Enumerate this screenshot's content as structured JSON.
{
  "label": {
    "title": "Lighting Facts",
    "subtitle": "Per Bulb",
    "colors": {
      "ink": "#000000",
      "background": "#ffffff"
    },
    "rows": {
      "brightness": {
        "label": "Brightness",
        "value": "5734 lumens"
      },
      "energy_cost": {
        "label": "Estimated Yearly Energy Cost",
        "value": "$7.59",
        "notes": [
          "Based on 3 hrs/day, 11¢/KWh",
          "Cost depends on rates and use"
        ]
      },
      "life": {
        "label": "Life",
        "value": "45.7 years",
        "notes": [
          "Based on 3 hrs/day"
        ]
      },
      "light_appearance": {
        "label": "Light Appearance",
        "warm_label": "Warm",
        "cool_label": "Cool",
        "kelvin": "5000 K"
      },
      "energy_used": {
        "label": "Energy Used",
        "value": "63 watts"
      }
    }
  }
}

• [What to work on]
Using the material above, copy every line in which the string "value" occurs.

• [Task response]
        "value": "5734 lumens"
        "value": "$7.59",
        "value": "45.7 years",
        "value": "63 watts"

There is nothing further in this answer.